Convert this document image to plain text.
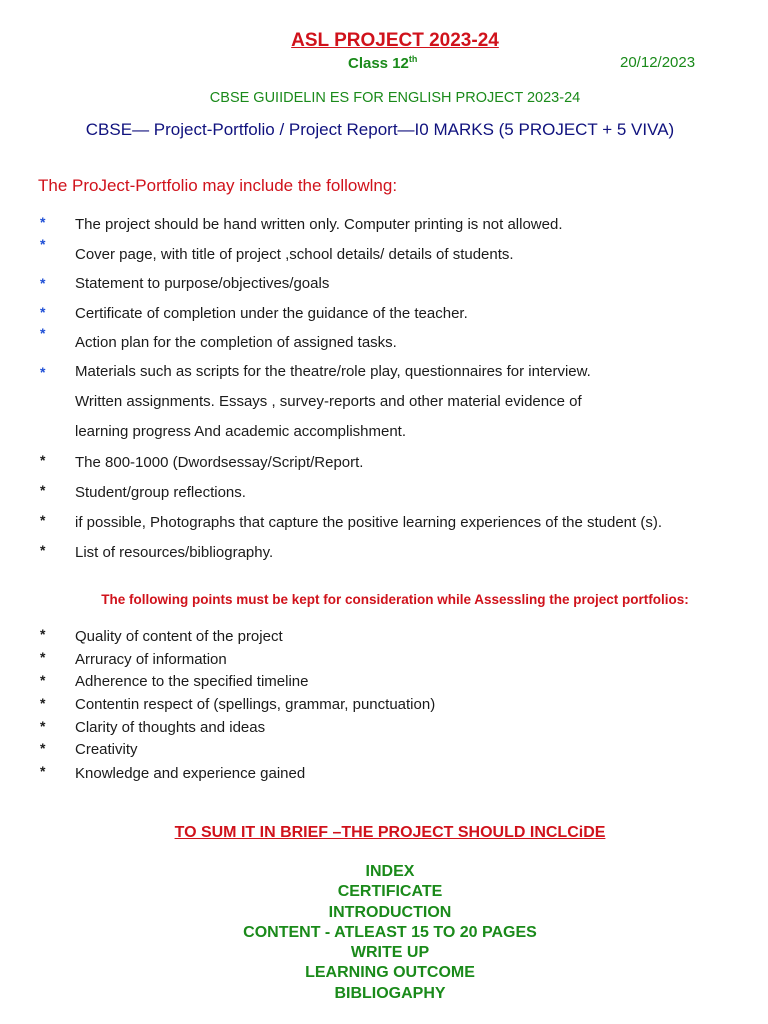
ASL PROJECT 2023-24
Class 12th	20/12/2023
CBSE GUIIDELIN ES FOR ENGLISH PROJECT 2023-24
CBSE— Project-Portfolio / Project Report—I0 MARKS (5 PROJECT + 5 VIVA)
The ProJect-Portfolio may include the followlng:
* The project should be hand written only. Computer printing is not allowed.
*
Cover page, with title of project ,school details/ details of students.
* Statement to purpose/objectives/goals
* Certificate of completion under the guidance of the teacher.
*
Action plan for the completion of assigned tasks.
* Materials such as scripts for the theatre/role play, questionnaires for interview.
Written assignments. Essays , survey-reports and other material evidence of
learning progress And academic accomplishment.
* The 800-1000 (Dwordsessay/Script/Report.
* Student/group reflections.
* if possible, Photographs that capture the positive learning experiences of the student (s).
* List of resources/bibliography.
The following points must be kept for consideration while Assessling the project portfolios:
* Quality of content of the project
* Arruracy of information
* Adherence to the specified timeline
* Contentin respect of (spellings, grammar, punctuation)
* Clarity of thoughts and ideas
* Creativity
* Knowledge and experience gained
TO SUM IT IN BRIEF –THE PROJECT SHOULD INCLCiDE
INDEX
CERTIFICATE
INTRODUCTION
CONTENT - ATLEAST 15 TO 20 PAGES
WRITE UP
LEARNING OUTCOME
BIBLIOGAPHY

◆ ◆ ◆ ◆

- Given task
Your answer should be one number: how many lines in the material above contain the string "CBSE".

- Reply
2